- **Énoncé de l'exercice**:
Extrayez telles quelles les lignes qui commencent à celle contenant « point: [235, 576, 242, 582] » et se terminent à celle contenant « point: [209, 252, 214, 257] », ces deux lignes comprises.

═════ Données à traiter

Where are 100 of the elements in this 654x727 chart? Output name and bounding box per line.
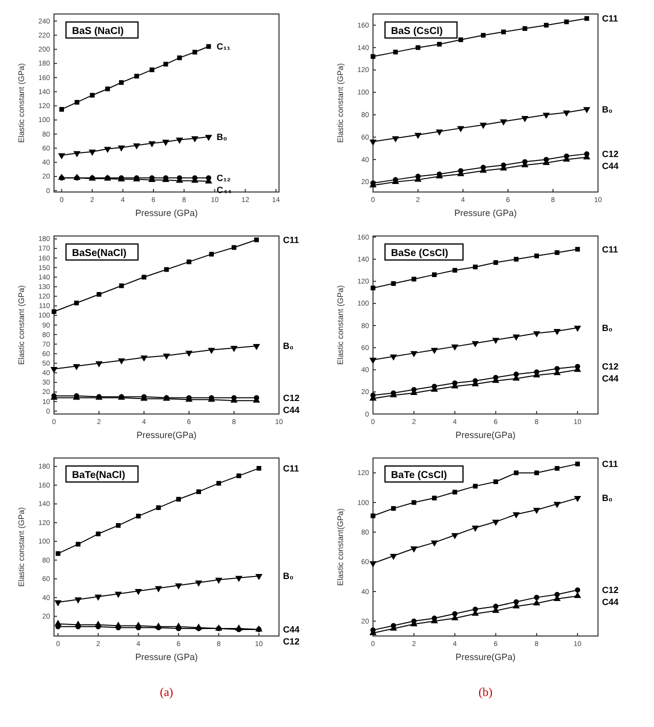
point: [235, 576, 242, 582]
text: BaTe (CsCl): [391, 470, 447, 481]
point: [88, 150, 96, 156]
series-label: C11: [602, 14, 618, 24]
point: [457, 126, 464, 132]
point: [176, 138, 184, 144]
point: [148, 141, 156, 148]
point: [119, 283, 124, 288]
point: [150, 67, 154, 72]
point: [162, 354, 170, 360]
text: (a): [160, 685, 174, 699]
point: [191, 136, 198, 142]
point: [209, 252, 214, 257]
point: [430, 540, 438, 547]
point: [575, 246, 580, 252]
point: [196, 626, 202, 632]
point: [177, 55, 182, 60]
point: [134, 74, 139, 79]
point: [118, 358, 126, 365]
text: C12: [602, 585, 619, 596]
point: [134, 588, 142, 596]
point: [554, 250, 560, 255]
point: [575, 462, 580, 466]
point: [390, 354, 398, 361]
point: [574, 496, 582, 502]
point: [534, 594, 540, 600]
point: [369, 140, 377, 146]
point: [391, 281, 396, 286]
point: [514, 256, 519, 262]
point: [512, 334, 520, 341]
point: [493, 260, 498, 265]
point: [574, 587, 580, 593]
point: [154, 586, 162, 592]
text: C12: [283, 392, 300, 403]
point: [94, 594, 102, 601]
point: [236, 626, 242, 632]
text: BaSe(NaCl): [72, 248, 126, 259]
point: [74, 300, 79, 306]
point: [105, 86, 110, 92]
point: [369, 358, 377, 364]
point: [230, 346, 238, 352]
point: [574, 326, 582, 332]
point: [95, 361, 103, 368]
y-axis-title: Elastic constant (GPa): [336, 284, 345, 365]
point: [472, 484, 478, 489]
point: [73, 151, 81, 158]
point: [236, 473, 242, 478]
text: B₀: [283, 571, 294, 582]
point: [512, 512, 520, 518]
series-label: B₀: [216, 132, 228, 142]
point: [58, 153, 66, 160]
point: [534, 470, 539, 476]
x-axis-title: Pressure (GPa): [135, 208, 198, 218]
point: [430, 348, 438, 354]
point: [208, 348, 216, 354]
point: [370, 514, 376, 518]
point: [544, 22, 549, 28]
text: (b): [478, 685, 492, 699]
point: [192, 50, 198, 54]
point: [414, 132, 422, 140]
point: [432, 272, 437, 278]
text: BaTe(NaCl): [72, 470, 126, 481]
point: [162, 140, 170, 146]
point: [451, 533, 458, 540]
point: [392, 136, 400, 142]
point: [562, 110, 570, 117]
point: [533, 508, 540, 514]
point: [390, 554, 398, 560]
point: [74, 597, 82, 604]
point: [472, 526, 479, 532]
x-axis-title: Pressure (GPa): [135, 652, 198, 662]
point: [185, 350, 193, 357]
point: [163, 62, 168, 66]
series-label: C12: [602, 149, 619, 160]
text: C12: [602, 362, 619, 372]
text: BaSe (CsCl): [391, 248, 448, 259]
x-axis-title: Pressure(GPa): [455, 430, 516, 440]
point: [174, 583, 182, 590]
point: [501, 30, 506, 34]
y-axis-title: Elastic constant (GPa): [17, 62, 26, 143]
y-axis-title: Elastic constant (GPa): [336, 62, 345, 143]
point: [254, 237, 259, 242]
point: [50, 366, 58, 374]
point: [142, 274, 146, 280]
point: [195, 580, 202, 587]
point: [521, 116, 528, 122]
point: [493, 479, 498, 484]
point: [370, 54, 376, 59]
point: [56, 551, 60, 556]
point: [533, 331, 540, 338]
text: C11: [602, 244, 618, 254]
point: [391, 506, 396, 511]
point: [564, 19, 569, 24]
point: [156, 505, 161, 510]
x-axis-title: Pressure(GPa): [136, 430, 197, 440]
text: B₀: [283, 341, 294, 352]
point: [186, 259, 192, 264]
point: [74, 100, 80, 105]
point: [584, 16, 590, 21]
point: [412, 500, 416, 505]
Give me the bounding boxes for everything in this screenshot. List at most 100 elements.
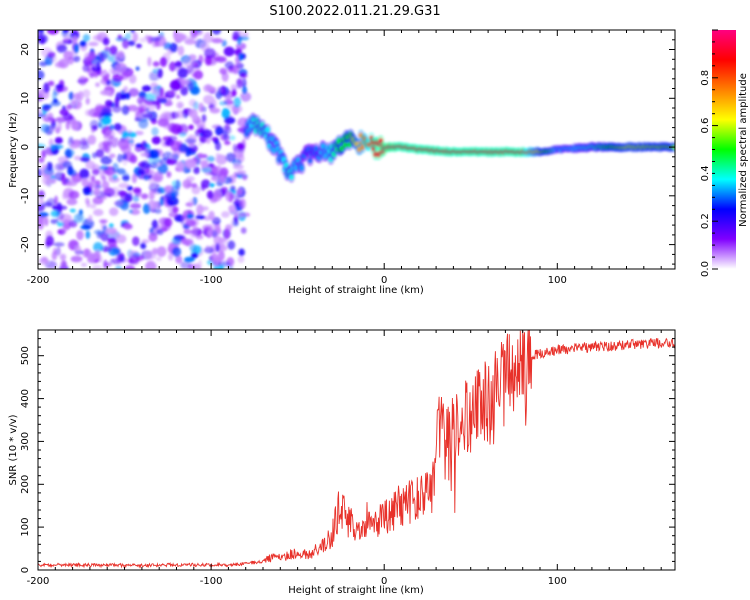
noise-cell <box>159 87 165 97</box>
noise-cell <box>156 246 167 257</box>
noise-cell <box>81 178 89 187</box>
noise-cell <box>132 32 139 43</box>
noise-cell <box>109 207 119 216</box>
noise-cell <box>67 56 74 65</box>
noise-cell <box>204 48 216 59</box>
noise-cell <box>174 32 186 42</box>
noise-cell <box>192 225 198 231</box>
noise-cell <box>108 223 114 229</box>
noise-cell <box>239 36 249 41</box>
noise-cell <box>130 30 136 34</box>
noise-cell <box>114 96 120 108</box>
noise-cell <box>203 94 215 105</box>
noise-cell <box>193 166 201 175</box>
noise-cell <box>168 253 174 261</box>
noise-cell <box>223 89 234 100</box>
noise-cell <box>221 39 227 47</box>
noise-cell <box>157 68 163 79</box>
noise-cell <box>206 190 214 200</box>
noise-cell <box>183 229 192 235</box>
noise-cell <box>38 143 46 149</box>
noise-cell <box>160 195 172 201</box>
noise-cell <box>55 171 62 180</box>
noise-cell <box>167 135 178 142</box>
noise-cell <box>70 119 79 131</box>
noise-cell <box>148 232 158 242</box>
noise-cell <box>155 100 161 110</box>
snr-x-label: Height of straight line (km) <box>288 585 424 596</box>
spectrogram-y-axis: 20 10 0 -10 -20 <box>20 29 675 265</box>
noise-cell <box>223 46 235 57</box>
noise-cell <box>92 34 103 41</box>
noise-cell <box>82 218 95 230</box>
noise-cell <box>93 242 103 253</box>
noise-cell <box>108 68 117 74</box>
noise-cell <box>163 217 173 228</box>
noise-cell <box>232 220 240 227</box>
noise-cell <box>98 112 104 122</box>
noise-cell <box>199 159 209 167</box>
noise-cell <box>152 61 160 67</box>
noise-cell <box>236 78 243 89</box>
noise-cell <box>224 61 235 70</box>
noise-cell <box>123 223 133 230</box>
noise-cell <box>224 228 230 240</box>
noise-cell <box>97 122 103 129</box>
noise-cell <box>120 89 126 96</box>
noise-cell <box>94 180 101 186</box>
noise-cell <box>117 190 127 197</box>
noise-cell <box>207 163 215 168</box>
colorbar-tick-label: 0.6 <box>700 118 711 134</box>
noise-cell <box>167 122 178 133</box>
noise-cell <box>64 147 75 159</box>
noise-cell <box>209 183 215 188</box>
noise-cell <box>148 190 155 201</box>
noise-cell <box>151 219 159 229</box>
noise-cell <box>235 42 247 50</box>
noise-cell <box>42 175 51 186</box>
noise-cell <box>149 149 160 159</box>
noise-cell <box>131 254 140 265</box>
spectrogram-frame <box>37 29 676 270</box>
x-tick-label: -100 <box>200 576 223 587</box>
noise-cell <box>77 90 84 101</box>
noise-cell <box>87 174 95 184</box>
noise-cell <box>65 180 78 187</box>
noise-cell <box>208 210 215 221</box>
noise-cell <box>137 97 144 105</box>
noise-cell <box>161 111 172 121</box>
noise-cell <box>38 92 45 103</box>
noise-cell <box>242 86 248 94</box>
x-tick-label: 0 <box>381 576 387 587</box>
ridge-cell <box>265 126 270 133</box>
noise-cell <box>233 97 242 108</box>
noise-cell <box>207 86 217 93</box>
noise-cell <box>124 32 132 41</box>
noise-cell <box>101 107 112 117</box>
noise-cell <box>134 130 144 136</box>
noise-cell <box>42 104 53 109</box>
noise-cell <box>96 51 108 62</box>
noise-cell <box>240 91 252 102</box>
noise-cell <box>38 107 42 114</box>
noise-cell <box>215 141 221 151</box>
noise-cell <box>82 186 91 196</box>
noise-cell <box>176 101 184 109</box>
noise-cell <box>72 35 78 45</box>
noise-cell <box>215 126 224 136</box>
noise-cell <box>240 227 247 234</box>
noise-cell <box>54 162 65 172</box>
noise-cell <box>210 136 218 142</box>
noise-cell <box>174 161 187 173</box>
noise-cell <box>88 108 100 118</box>
noise-cell <box>165 186 171 196</box>
noise-cell <box>80 262 87 267</box>
noise-cell <box>184 38 196 45</box>
noise-cell <box>140 152 149 157</box>
noise-cell <box>50 144 55 152</box>
noise-cell <box>128 40 136 46</box>
noise-cell <box>211 37 223 44</box>
noise-cell <box>242 174 248 181</box>
noise-cell <box>89 203 97 209</box>
noise-cell <box>39 61 48 67</box>
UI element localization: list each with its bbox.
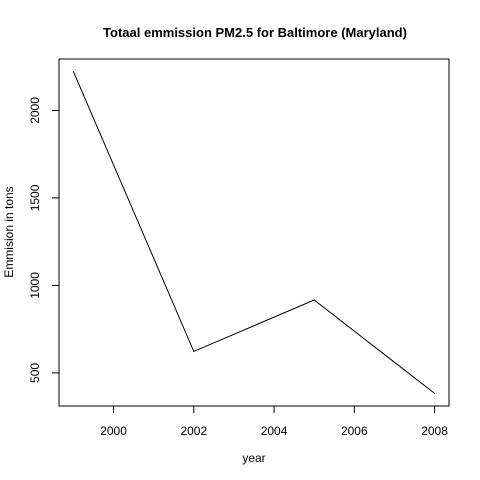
data-point [193,350,195,353]
y-tick-label: 1000 [28,272,42,299]
plot-frame [58,58,450,407]
x-tick-label: 2000 [100,424,127,438]
x-axis-label: year [242,451,265,465]
x-tick-label: 2008 [421,424,448,438]
y-tick-label: 500 [28,363,42,383]
x-tick-label: 2004 [261,424,288,438]
y-tick-label: 1500 [28,184,42,211]
y-tick-label: 2000 [28,97,42,124]
data-point [433,392,436,395]
data-points [72,70,436,395]
x-tick-label: 2002 [180,424,207,438]
series-line [72,71,435,394]
x-tick-label: 2006 [341,424,368,438]
y-axis-label: Emmision in tons [2,186,16,277]
data-point [313,299,315,301]
data-point [72,70,75,73]
y-axis: 500 1000 1500 2000 [28,97,59,383]
chart-title: Totaal emmission PM2.5 for Baltimore (Ma… [103,25,407,40]
x-axis: 2000 2002 2004 2006 2008 [100,406,448,438]
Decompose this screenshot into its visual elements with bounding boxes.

══════════

- **Solution du problème**:
point: [235, 576, 242, 582]
text: BaTe (CsCl): [391, 470, 447, 481]
point: [88, 150, 96, 156]
series-label: C11: [602, 14, 618, 24]
point: [457, 126, 464, 132]
point: [176, 138, 184, 144]
point: [148, 141, 156, 148]
point: [119, 283, 124, 288]
point: [150, 67, 154, 72]
point: [162, 354, 170, 360]
text: (a): [160, 685, 174, 699]
point: [191, 136, 198, 142]
point: [209, 252, 214, 257]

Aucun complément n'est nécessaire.